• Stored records
☆ ☆ ☆ ☆ ☆ ☆ ☆

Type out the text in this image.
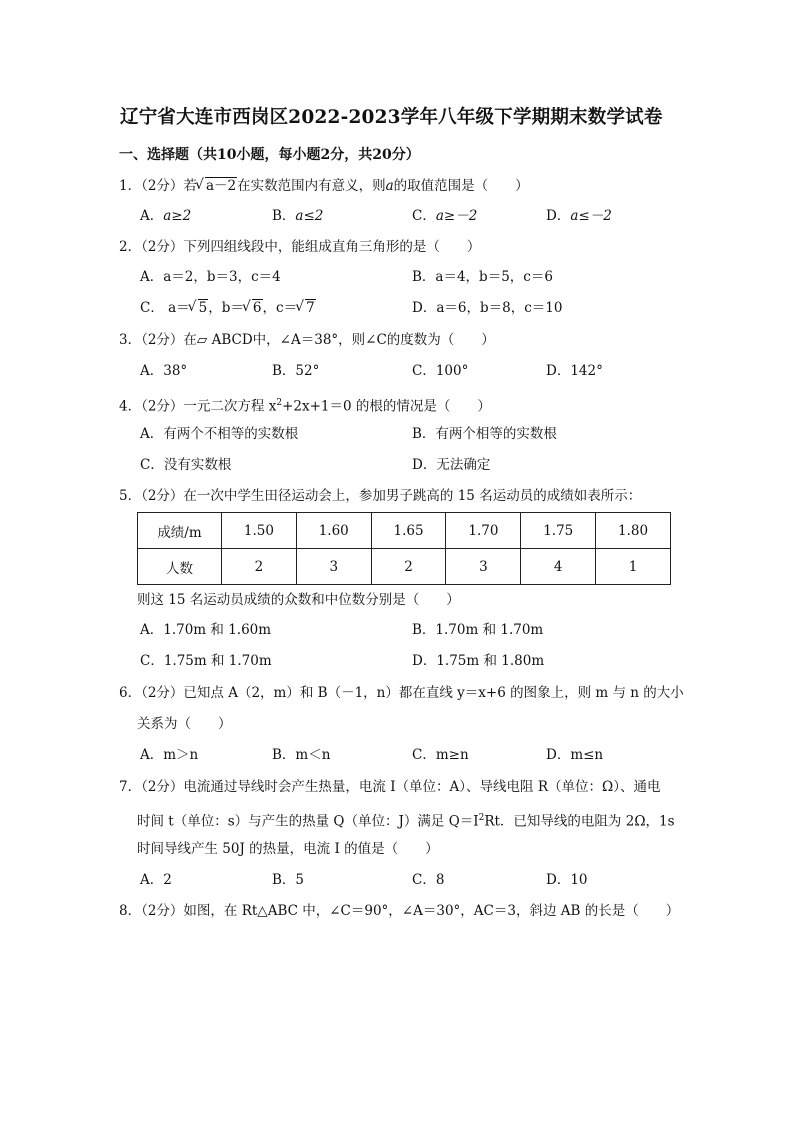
辽宁省大连市西岗区2022-2023学年八年级下学期期末数学试卷
一、选择题（共10小题，每小题2分，共20分）
1．（2分）若 √ a－2在实数范围内有意义，则a的取值范围是（　　）
A．a≥2	B．a≤2	C．a≥－2	D．a≤－2
2．（2分）下列四组线段中，能组成直角三角形的是（　　）
A．a＝2，b＝3，c＝4	B．a＝4，b＝5，c＝6
C． a＝ √ 5，b＝ √ 6，c＝ √ 7	D．a＝6，b＝8，c＝10
3．（2分）在▱ ABCD中，∠A＝38°，则∠C的度数为（　　）
A．38°	B．52°	C．100°	D．142°
4．（2分）一元二次方程 $x^2+2x+1=0$ 的根的情况是（　　）
A．有两个不相等的实数根	B．有两个相等的实数根
C．没有实数根	D．无法确定
5．（2分）在一次中学生田径运动会上，参加男子跳高的 15 名运动员的成绩如表所示：
成绩/m	1.50	1.60	1.65	1.70	1.75	1.80
人数	2	3	2	3	4	1
则这 15 名运动员成绩的众数和中位数分别是（　　）
A．1.70m 和 1.60m	B．1.70m 和 1.70m
C．1.75m 和 1.70m	D．1.75m 和 1.80m
6．（2分）已知点 A（2，m）和 B（－1，n）都在直线 y＝x+6 的图象上，则 m 与 n 的大小
关系为（　　）
A．m＞n	B．m＜n	C．m≥n	D．m≤n
7．（2分）电流通过导线时会产生热量，电流 I（单位：A）、导线电阻 R（单位：Ω）、通电
时间 t（单位：s）与产生的热量 Q（单位：J）满足 $Q=I^2Rt$．已知导线的电阻为 2Ω，1s
时间导线产生 50J 的热量，电流 I 的值是（　　）
A．2	B．5	C．8	D．10
8．（2分）如图，在 Rt△ABC 中，∠C＝90°，∠A＝30°，AC＝3，斜边 AB 的长是（　　）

☆ ☆ ☆ ☆ ☆ ☆ ☆

• WHAT TO PRODUCE
Pictures excluded, quote all the data above exactly.

• SOLUTION FOR THIS TASK
Type out the text in this image.
辽宁省大连市西岗区2022-2023学年八年级下学期期末数学试卷
一、选择题（共10小题，每小题2分，共20分）
1．（2分）若 √ a－2在实数范围内有意义，则a的取值范围是（　　）
A．a≥2	B．a≤2	C．a≥－2	D．a≤－2
2．（2分）下列四组线段中，能组成直角三角形的是（　　）
A．a＝2，b＝3，c＝4	B．a＝4，b＝5，c＝6
C． a＝ √ 5，b＝ √ 6，c＝ √ 7	D．a＝6，b＝8，c＝10
3．（2分）在▱ ABCD中，∠A＝38°，则∠C的度数为（　　）
A．38°	B．52°	C．100°	D．142°
4．（2分）一元二次方程 $x^2+2x+1=0$ 的根的情况是（　　）
A．有两个不相等的实数根	B．有两个相等的实数根
C．没有实数根	D．无法确定
5．（2分）在一次中学生田径运动会上，参加男子跳高的 15 名运动员的成绩如表所示：
成绩/m	1.50	1.60	1.65	1.70	1.75	1.80
人数	2	3	2	3	4	1
则这 15 名运动员成绩的众数和中位数分别是（　　）
A．1.70m 和 1.60m	B．1.70m 和 1.70m
C．1.75m 和 1.70m	D．1.75m 和 1.80m
6．（2分）已知点 A（2，m）和 B（－1，n）都在直线 y＝x+6 的图象上，则 m 与 n 的大小
关系为（　　）
A．m＞n	B．m＜n	C．m≥n	D．m≤n
7．（2分）电流通过导线时会产生热量，电流 I（单位：A）、导线电阻 R（单位：Ω）、通电
时间 t（单位：s）与产生的热量 Q（单位：J）满足 $Q=I^2Rt$．已知导线的电阻为 2Ω，1s
时间导线产生 50J 的热量，电流 I 的值是（　　）
A．2	B．5	C．8	D．10
8．（2分）如图，在 Rt△ABC 中，∠C＝90°，∠A＝30°，AC＝3，斜边 AB 的长是（　　）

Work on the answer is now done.